» **Problem statement**:
Answer with nothing but a number: how many lines include the word "Flow"?

» **Records for processing**:
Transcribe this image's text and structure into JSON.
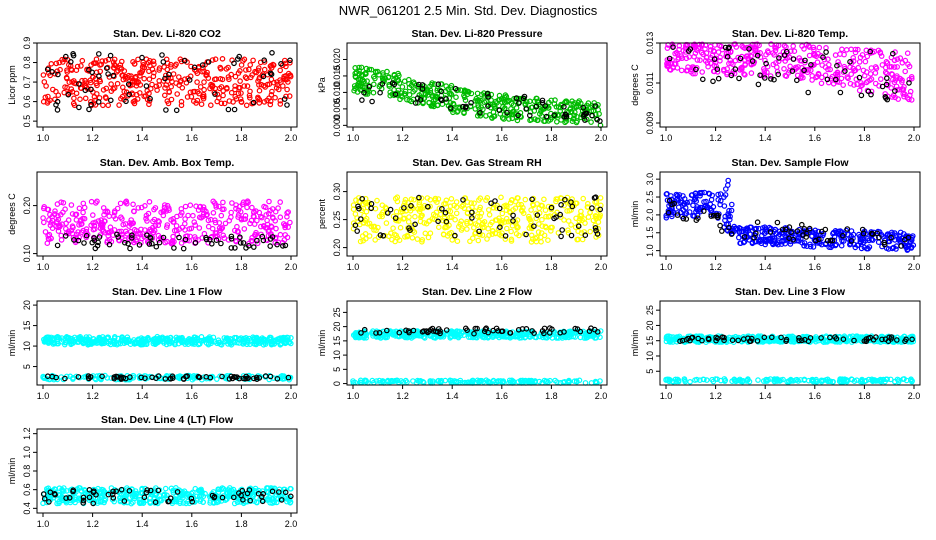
{
  "title": "NWR_061201  2.5 Min. Std. Dev. Diagnostics",
  "chart_data": [
    {
      "type": "scatter",
      "title": "Stan. Dev. Li-820 CO2",
      "ylabel": "Licor ppm",
      "xlim": [
        1.0,
        2.0
      ],
      "ylim": [
        0.47,
        0.9
      ],
      "xticks": [
        "1.0",
        "1.2",
        "1.4",
        "1.6",
        "1.8",
        "2.0"
      ],
      "yticks": [
        0.5,
        0.6,
        0.7,
        0.8,
        0.9
      ],
      "ytick_labels": [
        "0.5",
        "0.6",
        "0.7",
        "0.8",
        "0.9"
      ],
      "color": "#ff0000",
      "series": [
        {
          "name": "main",
          "color": "#ff0000",
          "band": [
            {
              "x": 1.0,
              "lo": 0.58,
              "hi": 0.82
            },
            {
              "x": 1.5,
              "lo": 0.58,
              "hi": 0.82
            },
            {
              "x": 2.0,
              "lo": 0.58,
              "hi": 0.82
            }
          ]
        },
        {
          "name": "black",
          "color": "#000000",
          "band": [
            {
              "x": 1.0,
              "lo": 0.55,
              "hi": 0.85
            },
            {
              "x": 2.0,
              "lo": 0.55,
              "hi": 0.85
            }
          ]
        }
      ]
    },
    {
      "type": "scatter",
      "title": "Stan. Dev. Li-820 Pressure",
      "ylabel": "kPa",
      "xlim": [
        1.0,
        2.0
      ],
      "ylim": [
        -0.0005,
        0.025
      ],
      "xticks": [
        "1.0",
        "1.2",
        "1.4",
        "1.6",
        "1.8",
        "2.0"
      ],
      "yticks": [
        0.0,
        0.005,
        0.01,
        0.015,
        0.02
      ],
      "ytick_labels": [
        "0.000",
        "0.005",
        "0.010",
        "0.015",
        "0.020"
      ],
      "color": "#00bb00",
      "series": [
        {
          "name": "main",
          "color": "#00bb00",
          "band": [
            {
              "x": 1.0,
              "lo": 0.01,
              "hi": 0.018
            },
            {
              "x": 1.25,
              "lo": 0.007,
              "hi": 0.015
            },
            {
              "x": 1.5,
              "lo": 0.002,
              "hi": 0.01
            },
            {
              "x": 1.8,
              "lo": 0.001,
              "hi": 0.008
            },
            {
              "x": 2.0,
              "lo": 0.0,
              "hi": 0.007
            }
          ]
        },
        {
          "name": "black",
          "color": "#000000",
          "band": [
            {
              "x": 1.0,
              "lo": 0.008,
              "hi": 0.018
            },
            {
              "x": 1.5,
              "lo": 0.003,
              "hi": 0.01
            },
            {
              "x": 2.0,
              "lo": 0.001,
              "hi": 0.007
            }
          ]
        }
      ]
    },
    {
      "type": "scatter",
      "title": "Stan. Dev. Li-820 Temp.",
      "ylabel": "degrees C",
      "xlim": [
        1.0,
        2.0
      ],
      "ylim": [
        0.0088,
        0.013
      ],
      "xticks": [
        "1.0",
        "1.2",
        "1.4",
        "1.6",
        "1.8",
        "2.0"
      ],
      "yticks": [
        0.009,
        0.011,
        0.013
      ],
      "ytick_labels": [
        "0.009",
        "0.011",
        "0.013"
      ],
      "color": "#ff00ff",
      "series": [
        {
          "name": "main",
          "color": "#ff00ff",
          "band": [
            {
              "x": 1.0,
              "lo": 0.0115,
              "hi": 0.013
            },
            {
              "x": 1.5,
              "lo": 0.0113,
              "hi": 0.013
            },
            {
              "x": 2.0,
              "lo": 0.01,
              "hi": 0.0125
            }
          ]
        },
        {
          "name": "black",
          "color": "#000000",
          "band": [
            {
              "x": 1.0,
              "lo": 0.0112,
              "hi": 0.013
            },
            {
              "x": 2.0,
              "lo": 0.01,
              "hi": 0.0125
            }
          ]
        }
      ]
    },
    {
      "type": "scatter",
      "title": "Stan. Dev. Amb. Box Temp.",
      "ylabel": "degrees C",
      "xlim": [
        1.0,
        2.0
      ],
      "ylim": [
        0.095,
        0.27
      ],
      "xticks": [
        "1.0",
        "1.2",
        "1.4",
        "1.6",
        "1.8",
        "2.0"
      ],
      "yticks": [
        0.1,
        0.2
      ],
      "ytick_labels": [
        "0.10",
        "0.20"
      ],
      "color": "#ff00ff",
      "series": [
        {
          "name": "main",
          "color": "#ff00ff",
          "band": [
            {
              "x": 1.0,
              "lo": 0.12,
              "hi": 0.21
            },
            {
              "x": 2.0,
              "lo": 0.12,
              "hi": 0.21
            }
          ]
        },
        {
          "name": "black",
          "color": "#000000",
          "band": [
            {
              "x": 1.0,
              "lo": 0.11,
              "hi": 0.14
            },
            {
              "x": 2.0,
              "lo": 0.11,
              "hi": 0.14
            }
          ]
        }
      ]
    },
    {
      "type": "scatter",
      "title": "Stan. Dev. Gas Stream RH",
      "ylabel": "percent",
      "xlim": [
        1.0,
        2.0
      ],
      "ylim": [
        0.185,
        0.335
      ],
      "xticks": [
        "1.0",
        "1.2",
        "1.4",
        "1.6",
        "1.8",
        "2.0"
      ],
      "yticks": [
        0.2,
        0.25,
        0.3
      ],
      "ytick_labels": [
        "0.20",
        "0.25",
        "0.30"
      ],
      "color": "#ffff00",
      "series": [
        {
          "name": "main",
          "color": "#ffff00",
          "band": [
            {
              "x": 1.0,
              "lo": 0.21,
              "hi": 0.29
            },
            {
              "x": 2.0,
              "lo": 0.21,
              "hi": 0.29
            }
          ]
        },
        {
          "name": "black",
          "color": "#000000",
          "band": [
            {
              "x": 1.0,
              "lo": 0.22,
              "hi": 0.29
            },
            {
              "x": 2.0,
              "lo": 0.22,
              "hi": 0.29
            }
          ]
        }
      ]
    },
    {
      "type": "scatter",
      "title": "Stan. Dev. Sample Flow",
      "ylabel": "ml/min",
      "xlim": [
        1.0,
        2.0
      ],
      "ylim": [
        0.85,
        3.2
      ],
      "xticks": [
        "1.0",
        "1.2",
        "1.4",
        "1.6",
        "1.8",
        "2.0"
      ],
      "yticks": [
        1.0,
        1.5,
        2.0,
        2.5,
        3.0
      ],
      "ytick_labels": [
        "1.0",
        "1.5",
        "2.0",
        "2.5",
        "3.0"
      ],
      "color": "#0000ff",
      "series": [
        {
          "name": "main",
          "color": "#0000ff",
          "band": [
            {
              "x": 1.0,
              "lo": 1.9,
              "hi": 2.6
            },
            {
              "x": 1.2,
              "lo": 2.0,
              "hi": 2.7
            },
            {
              "x": 1.25,
              "lo": 1.5,
              "hi": 3.0
            },
            {
              "x": 1.28,
              "lo": 1.2,
              "hi": 1.7
            },
            {
              "x": 1.6,
              "lo": 1.1,
              "hi": 1.6
            },
            {
              "x": 2.0,
              "lo": 1.0,
              "hi": 1.5
            }
          ]
        },
        {
          "name": "black",
          "color": "#000000",
          "band": [
            {
              "x": 1.0,
              "lo": 2.0,
              "hi": 2.5
            },
            {
              "x": 1.25,
              "lo": 1.4,
              "hi": 1.9
            },
            {
              "x": 2.0,
              "lo": 1.1,
              "hi": 1.5
            }
          ]
        }
      ]
    },
    {
      "type": "scatter",
      "title": "Stan. Dev. Line 1 Flow",
      "ylabel": "ml/min",
      "xlim": [
        1.0,
        2.0
      ],
      "ylim": [
        0.5,
        21
      ],
      "xticks": [
        "1.0",
        "1.2",
        "1.4",
        "1.6",
        "1.8",
        "2.0"
      ],
      "yticks": [
        5,
        10,
        15,
        20
      ],
      "ytick_labels": [
        "5",
        "10",
        "15",
        "20"
      ],
      "color": "#00ffff",
      "series": [
        {
          "name": "main",
          "color": "#00ffff",
          "band": [
            {
              "x": 1.0,
              "lo": 10.3,
              "hi": 12.3
            },
            {
              "x": 2.0,
              "lo": 10.3,
              "hi": 12.3
            }
          ]
        },
        {
          "name": "low",
          "color": "#00ffff",
          "band": [
            {
              "x": 1.0,
              "lo": 1.8,
              "hi": 2.8
            },
            {
              "x": 2.0,
              "lo": 1.8,
              "hi": 2.8
            }
          ]
        },
        {
          "name": "black",
          "color": "#000000",
          "band": [
            {
              "x": 1.0,
              "lo": 1.9,
              "hi": 2.7
            },
            {
              "x": 2.0,
              "lo": 1.9,
              "hi": 2.7
            }
          ]
        }
      ]
    },
    {
      "type": "scatter",
      "title": "Stan. Dev. Line 2 Flow",
      "ylabel": "ml/min",
      "xlim": [
        1.0,
        2.0
      ],
      "ylim": [
        -0.5,
        29
      ],
      "xticks": [
        "1.0",
        "1.2",
        "1.4",
        "1.6",
        "1.8",
        "2.0"
      ],
      "yticks": [
        0,
        5,
        10,
        15,
        20,
        25
      ],
      "ytick_labels": [
        "0",
        "5",
        "10",
        "15",
        "20",
        "25"
      ],
      "color": "#00ffff",
      "series": [
        {
          "name": "main",
          "color": "#00ffff",
          "band": [
            {
              "x": 1.0,
              "lo": 16,
              "hi": 18.5
            },
            {
              "x": 2.0,
              "lo": 16,
              "hi": 18.5
            }
          ]
        },
        {
          "name": "low",
          "color": "#00ffff",
          "band": [
            {
              "x": 1.0,
              "lo": 0.2,
              "hi": 1.2
            },
            {
              "x": 2.0,
              "lo": 0.2,
              "hi": 1.2
            }
          ]
        },
        {
          "name": "black",
          "color": "#000000",
          "band": [
            {
              "x": 1.0,
              "lo": 17.5,
              "hi": 19.5
            },
            {
              "x": 2.0,
              "lo": 17.5,
              "hi": 19.5
            }
          ]
        }
      ]
    },
    {
      "type": "scatter",
      "title": "Stan. Dev. Line 3 Flow",
      "ylabel": "ml/min",
      "xlim": [
        1.0,
        2.0
      ],
      "ylim": [
        0.5,
        28
      ],
      "xticks": [
        "1.0",
        "1.2",
        "1.4",
        "1.6",
        "1.8",
        "2.0"
      ],
      "yticks": [
        5,
        10,
        15,
        20,
        25
      ],
      "ytick_labels": [
        "5",
        "10",
        "15",
        "20",
        "25"
      ],
      "color": "#00ffff",
      "series": [
        {
          "name": "main",
          "color": "#00ffff",
          "band": [
            {
              "x": 1.0,
              "lo": 14.5,
              "hi": 16.5
            },
            {
              "x": 2.0,
              "lo": 14.5,
              "hi": 16.5
            }
          ]
        },
        {
          "name": "low",
          "color": "#00ffff",
          "band": [
            {
              "x": 1.0,
              "lo": 1.5,
              "hi": 2.5
            },
            {
              "x": 2.0,
              "lo": 1.5,
              "hi": 2.5
            }
          ]
        },
        {
          "name": "black",
          "color": "#000000",
          "band": [
            {
              "x": 1.0,
              "lo": 14.8,
              "hi": 16.2
            },
            {
              "x": 2.0,
              "lo": 14.8,
              "hi": 16.2
            }
          ]
        }
      ]
    },
    {
      "type": "scatter",
      "title": "Stan. Dev. Line 4 (LT) Flow",
      "ylabel": "ml/min",
      "xlim": [
        1.0,
        2.0
      ],
      "ylim": [
        0.35,
        1.25
      ],
      "xticks": [
        "1.0",
        "1.2",
        "1.4",
        "1.6",
        "1.8",
        "2.0"
      ],
      "yticks": [
        0.4,
        0.6,
        0.8,
        1.0,
        1.2
      ],
      "ytick_labels": [
        "0.4",
        "0.6",
        "0.8",
        "1.0",
        "1.2"
      ],
      "color": "#00ffff",
      "series": [
        {
          "name": "main",
          "color": "#00ffff",
          "band": [
            {
              "x": 1.0,
              "lo": 0.45,
              "hi": 0.62
            },
            {
              "x": 2.0,
              "lo": 0.45,
              "hi": 0.62
            }
          ]
        },
        {
          "name": "black",
          "color": "#000000",
          "band": [
            {
              "x": 1.0,
              "lo": 0.45,
              "hi": 0.6
            },
            {
              "x": 2.0,
              "lo": 0.45,
              "hi": 0.6
            }
          ]
        }
      ]
    }
  ]
}
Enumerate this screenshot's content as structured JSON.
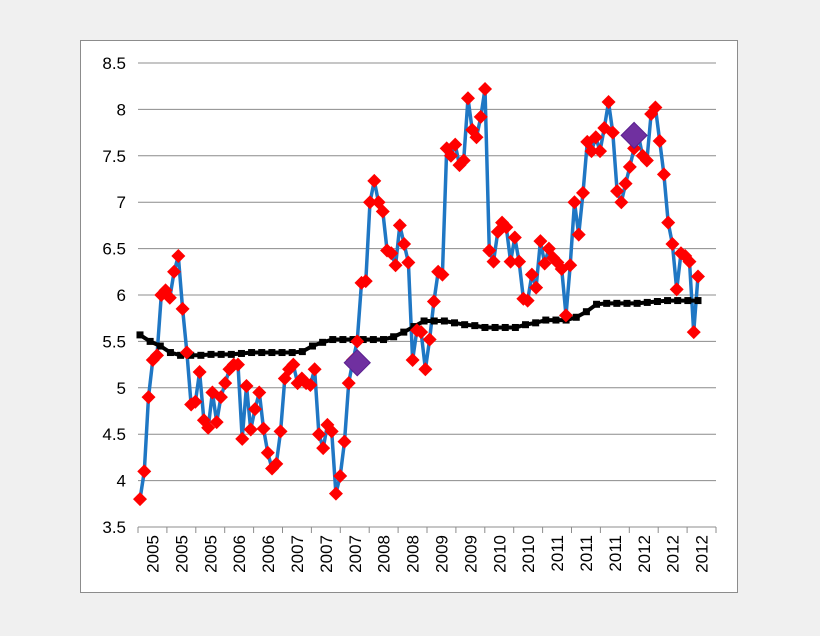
{
  "chart_data": {
    "type": "line",
    "title": "",
    "xlabel": "",
    "ylabel": "",
    "ylim": [
      3.5,
      8.5
    ],
    "y_ticks": [
      "3.5",
      "4",
      "4.5",
      "5",
      "5.5",
      "6",
      "6.5",
      "7",
      "7.5",
      "8",
      "8.5"
    ],
    "x_tick_labels": [
      "2005",
      "2005",
      "2005",
      "2006",
      "2006",
      "2007",
      "2007",
      "2007",
      "2008",
      "2008",
      "2009",
      "2009",
      "2010",
      "2010",
      "2011",
      "2011",
      "2011",
      "2012",
      "2012",
      "2012"
    ],
    "grid": true,
    "legend": "none",
    "colors": {
      "series": "#1f77c4",
      "markers": "#ff0000",
      "trend": "#000000",
      "highlight": "#7030a0"
    },
    "series": [
      {
        "values": [
          3.8,
          4.1,
          4.9,
          5.3,
          5.35,
          6.0,
          6.05,
          5.97,
          6.25,
          6.42,
          5.85,
          5.38,
          4.82,
          4.85,
          5.17,
          4.65,
          4.57,
          4.95,
          4.63,
          4.9,
          5.05,
          5.2,
          5.25,
          5.25,
          4.45,
          5.02,
          4.55,
          4.77,
          4.95,
          4.56,
          4.3,
          4.13,
          4.18,
          4.53,
          5.1,
          5.2,
          5.25,
          5.05,
          5.1,
          5.05,
          5.03,
          5.2,
          4.5,
          4.35,
          4.6,
          4.53,
          3.86,
          4.05,
          4.42,
          5.05,
          5.3,
          5.5,
          6.13,
          6.15,
          7.0,
          7.23,
          7.0,
          6.9,
          6.48,
          6.45,
          6.32,
          6.75,
          6.55,
          6.35,
          5.3,
          5.62,
          5.6,
          5.2,
          5.52,
          5.93,
          6.25,
          6.22,
          7.58,
          7.5,
          7.62,
          7.4,
          7.45,
          8.12,
          7.78,
          7.7,
          7.92,
          8.22,
          6.48,
          6.36,
          6.68,
          6.78,
          6.73,
          6.36,
          6.62,
          6.36,
          5.96,
          5.94,
          6.22,
          6.08,
          6.58,
          6.34,
          6.5,
          6.4,
          6.35,
          6.28,
          5.78,
          6.32,
          7.0,
          6.65,
          7.1,
          7.65,
          7.55,
          7.7,
          7.55,
          7.8,
          8.08,
          7.75,
          7.12,
          7.0,
          7.2,
          7.38,
          7.58,
          7.72,
          7.5,
          7.45,
          7.95,
          8.02,
          7.66,
          7.3,
          6.78,
          6.55,
          6.06,
          6.45,
          6.42,
          6.36,
          5.6,
          6.2
        ]
      },
      {
        "values": [
          5.57,
          5.5,
          5.45,
          5.38,
          5.35,
          5.35,
          5.35,
          5.36,
          5.36,
          5.36,
          5.37,
          5.38,
          5.38,
          5.38,
          5.38,
          5.38,
          5.39,
          5.45,
          5.49,
          5.52,
          5.52,
          5.52,
          5.52,
          5.52,
          5.52,
          5.55,
          5.6,
          5.66,
          5.72,
          5.72,
          5.72,
          5.7,
          5.68,
          5.67,
          5.65,
          5.65,
          5.65,
          5.65,
          5.68,
          5.7,
          5.73,
          5.73,
          5.73,
          5.76,
          5.82,
          5.9,
          5.91,
          5.91,
          5.91,
          5.91,
          5.92,
          5.93,
          5.94,
          5.94,
          5.94,
          5.94
        ]
      }
    ],
    "highlight_points": [
      {
        "x_index": 51,
        "value": 5.27
      },
      {
        "x_index": 116,
        "value": 7.72
      }
    ]
  }
}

» **Task solution**:
5